Consigne: Recopiez à l'identique les lignes des enregistrements, de la toute première jusqu'à celle qui contient « cell-value: 0.48 (705, 230, 885, 271) », cette dernière comprise.
##############################
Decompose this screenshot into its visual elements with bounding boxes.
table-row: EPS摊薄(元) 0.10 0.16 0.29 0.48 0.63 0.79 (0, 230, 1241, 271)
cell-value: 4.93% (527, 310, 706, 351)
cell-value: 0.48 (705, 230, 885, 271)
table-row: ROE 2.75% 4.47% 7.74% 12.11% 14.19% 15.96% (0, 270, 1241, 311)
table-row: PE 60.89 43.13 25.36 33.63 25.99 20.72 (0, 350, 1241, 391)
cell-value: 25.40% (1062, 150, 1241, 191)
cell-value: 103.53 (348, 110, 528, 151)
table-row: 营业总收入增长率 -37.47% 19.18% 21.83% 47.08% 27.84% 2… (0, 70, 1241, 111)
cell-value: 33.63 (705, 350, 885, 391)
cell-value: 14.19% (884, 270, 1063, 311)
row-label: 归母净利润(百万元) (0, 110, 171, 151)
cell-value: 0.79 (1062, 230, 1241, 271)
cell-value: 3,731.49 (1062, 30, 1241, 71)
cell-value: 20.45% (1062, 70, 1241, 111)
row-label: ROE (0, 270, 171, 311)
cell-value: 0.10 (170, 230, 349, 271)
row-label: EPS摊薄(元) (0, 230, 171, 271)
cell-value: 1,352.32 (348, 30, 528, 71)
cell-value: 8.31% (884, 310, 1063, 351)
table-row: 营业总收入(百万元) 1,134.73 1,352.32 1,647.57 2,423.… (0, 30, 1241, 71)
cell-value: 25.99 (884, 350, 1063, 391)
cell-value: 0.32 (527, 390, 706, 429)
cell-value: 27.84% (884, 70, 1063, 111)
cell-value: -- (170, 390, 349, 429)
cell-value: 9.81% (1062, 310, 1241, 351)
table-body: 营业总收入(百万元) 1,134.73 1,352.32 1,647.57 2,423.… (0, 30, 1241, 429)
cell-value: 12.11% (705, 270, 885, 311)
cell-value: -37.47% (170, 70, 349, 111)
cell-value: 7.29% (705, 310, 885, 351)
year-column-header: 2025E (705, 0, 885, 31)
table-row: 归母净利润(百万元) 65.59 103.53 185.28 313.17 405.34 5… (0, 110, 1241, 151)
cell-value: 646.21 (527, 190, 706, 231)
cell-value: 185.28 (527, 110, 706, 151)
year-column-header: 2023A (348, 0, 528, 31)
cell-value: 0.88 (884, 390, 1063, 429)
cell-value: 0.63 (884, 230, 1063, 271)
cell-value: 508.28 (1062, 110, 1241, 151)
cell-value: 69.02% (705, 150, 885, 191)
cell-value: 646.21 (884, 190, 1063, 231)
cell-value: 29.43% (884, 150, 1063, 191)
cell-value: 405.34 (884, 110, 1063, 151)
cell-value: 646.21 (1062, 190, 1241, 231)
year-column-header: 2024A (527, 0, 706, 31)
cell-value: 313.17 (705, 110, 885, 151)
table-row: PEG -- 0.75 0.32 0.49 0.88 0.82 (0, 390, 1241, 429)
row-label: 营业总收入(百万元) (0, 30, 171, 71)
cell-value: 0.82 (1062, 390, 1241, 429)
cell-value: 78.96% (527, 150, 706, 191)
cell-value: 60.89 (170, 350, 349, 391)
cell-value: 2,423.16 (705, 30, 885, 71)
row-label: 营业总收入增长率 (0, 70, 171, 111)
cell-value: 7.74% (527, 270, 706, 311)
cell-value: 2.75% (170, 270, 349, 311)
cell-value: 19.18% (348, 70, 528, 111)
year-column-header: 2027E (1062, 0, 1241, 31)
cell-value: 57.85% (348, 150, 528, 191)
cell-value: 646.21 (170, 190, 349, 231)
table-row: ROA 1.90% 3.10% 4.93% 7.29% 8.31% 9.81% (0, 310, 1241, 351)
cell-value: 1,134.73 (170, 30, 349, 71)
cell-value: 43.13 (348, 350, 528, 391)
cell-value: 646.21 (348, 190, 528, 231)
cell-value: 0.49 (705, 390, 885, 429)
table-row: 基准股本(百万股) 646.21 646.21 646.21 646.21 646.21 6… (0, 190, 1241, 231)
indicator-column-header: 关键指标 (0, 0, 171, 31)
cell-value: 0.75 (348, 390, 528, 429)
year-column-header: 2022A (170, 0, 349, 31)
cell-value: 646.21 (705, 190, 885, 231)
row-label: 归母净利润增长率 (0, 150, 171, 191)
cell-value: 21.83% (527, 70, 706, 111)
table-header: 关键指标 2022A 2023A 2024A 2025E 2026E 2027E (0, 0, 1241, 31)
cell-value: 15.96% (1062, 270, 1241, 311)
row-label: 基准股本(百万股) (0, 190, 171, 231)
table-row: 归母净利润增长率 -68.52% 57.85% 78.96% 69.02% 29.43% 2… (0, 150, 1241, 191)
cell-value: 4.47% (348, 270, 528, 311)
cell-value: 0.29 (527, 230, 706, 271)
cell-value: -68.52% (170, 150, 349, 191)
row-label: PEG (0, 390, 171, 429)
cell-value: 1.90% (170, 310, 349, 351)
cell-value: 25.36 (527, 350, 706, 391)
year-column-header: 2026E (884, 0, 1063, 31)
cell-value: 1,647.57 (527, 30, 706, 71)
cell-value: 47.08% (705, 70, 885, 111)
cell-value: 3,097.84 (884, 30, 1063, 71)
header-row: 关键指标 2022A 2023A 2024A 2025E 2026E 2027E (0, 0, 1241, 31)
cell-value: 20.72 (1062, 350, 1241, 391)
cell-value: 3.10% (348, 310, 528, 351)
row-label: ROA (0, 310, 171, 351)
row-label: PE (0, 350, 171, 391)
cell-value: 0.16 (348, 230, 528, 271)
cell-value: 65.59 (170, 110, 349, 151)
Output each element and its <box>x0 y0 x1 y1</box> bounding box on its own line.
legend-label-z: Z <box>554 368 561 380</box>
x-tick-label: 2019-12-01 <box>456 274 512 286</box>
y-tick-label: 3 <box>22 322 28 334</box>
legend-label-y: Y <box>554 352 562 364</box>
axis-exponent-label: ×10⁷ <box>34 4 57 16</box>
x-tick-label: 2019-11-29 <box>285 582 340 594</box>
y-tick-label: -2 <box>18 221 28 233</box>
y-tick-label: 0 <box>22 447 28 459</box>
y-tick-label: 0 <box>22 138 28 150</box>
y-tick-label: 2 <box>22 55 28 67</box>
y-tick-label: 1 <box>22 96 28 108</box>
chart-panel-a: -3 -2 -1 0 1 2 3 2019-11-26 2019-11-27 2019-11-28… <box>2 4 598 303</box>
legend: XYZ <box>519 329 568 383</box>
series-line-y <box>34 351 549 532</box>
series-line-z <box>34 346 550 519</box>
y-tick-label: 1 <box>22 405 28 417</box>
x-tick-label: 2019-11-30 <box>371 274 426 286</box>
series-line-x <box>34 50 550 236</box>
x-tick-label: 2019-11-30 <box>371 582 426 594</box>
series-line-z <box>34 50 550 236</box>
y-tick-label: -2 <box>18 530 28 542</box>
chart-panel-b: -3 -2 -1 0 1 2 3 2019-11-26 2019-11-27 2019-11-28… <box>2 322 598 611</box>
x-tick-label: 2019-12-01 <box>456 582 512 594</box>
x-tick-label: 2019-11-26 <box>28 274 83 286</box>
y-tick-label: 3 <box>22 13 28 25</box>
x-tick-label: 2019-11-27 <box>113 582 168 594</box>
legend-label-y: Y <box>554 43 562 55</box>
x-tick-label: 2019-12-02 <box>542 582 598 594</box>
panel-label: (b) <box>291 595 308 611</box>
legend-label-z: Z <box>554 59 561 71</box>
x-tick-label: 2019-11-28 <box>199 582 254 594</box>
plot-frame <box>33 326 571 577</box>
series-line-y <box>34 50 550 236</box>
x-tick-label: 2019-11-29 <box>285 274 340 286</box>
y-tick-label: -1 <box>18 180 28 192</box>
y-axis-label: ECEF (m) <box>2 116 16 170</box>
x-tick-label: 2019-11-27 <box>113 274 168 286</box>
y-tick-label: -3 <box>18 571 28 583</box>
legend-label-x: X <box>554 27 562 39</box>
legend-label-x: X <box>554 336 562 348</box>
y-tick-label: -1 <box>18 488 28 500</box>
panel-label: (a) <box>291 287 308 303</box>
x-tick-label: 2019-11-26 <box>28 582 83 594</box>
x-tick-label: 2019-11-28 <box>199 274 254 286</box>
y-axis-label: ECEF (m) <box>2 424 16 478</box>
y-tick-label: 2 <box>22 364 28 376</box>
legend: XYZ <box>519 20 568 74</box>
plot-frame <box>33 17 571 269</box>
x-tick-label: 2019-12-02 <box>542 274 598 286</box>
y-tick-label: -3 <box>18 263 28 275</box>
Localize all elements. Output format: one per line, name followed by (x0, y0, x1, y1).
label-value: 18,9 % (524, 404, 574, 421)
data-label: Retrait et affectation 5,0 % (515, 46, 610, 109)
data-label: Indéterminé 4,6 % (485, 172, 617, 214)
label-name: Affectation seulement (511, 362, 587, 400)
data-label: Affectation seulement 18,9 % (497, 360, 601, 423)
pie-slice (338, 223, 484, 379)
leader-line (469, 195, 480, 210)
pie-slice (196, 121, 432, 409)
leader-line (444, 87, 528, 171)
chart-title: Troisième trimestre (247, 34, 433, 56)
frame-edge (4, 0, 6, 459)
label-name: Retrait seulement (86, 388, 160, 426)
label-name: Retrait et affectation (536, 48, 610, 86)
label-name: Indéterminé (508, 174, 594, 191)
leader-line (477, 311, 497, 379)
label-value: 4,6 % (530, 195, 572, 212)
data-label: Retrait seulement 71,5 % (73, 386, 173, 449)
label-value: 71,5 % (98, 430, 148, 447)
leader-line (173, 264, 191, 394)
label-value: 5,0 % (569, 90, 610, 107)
##############################
Résultat obtenu:
Decompose this screenshot into its visual elements with bounding boxes.
table-row: EPS摊薄(元) 0.10 0.16 0.29 0.48 0.63 0.79 (0, 230, 1241, 271)
cell-value: 4.93% (527, 310, 706, 351)
cell-value: 0.48 (705, 230, 885, 271)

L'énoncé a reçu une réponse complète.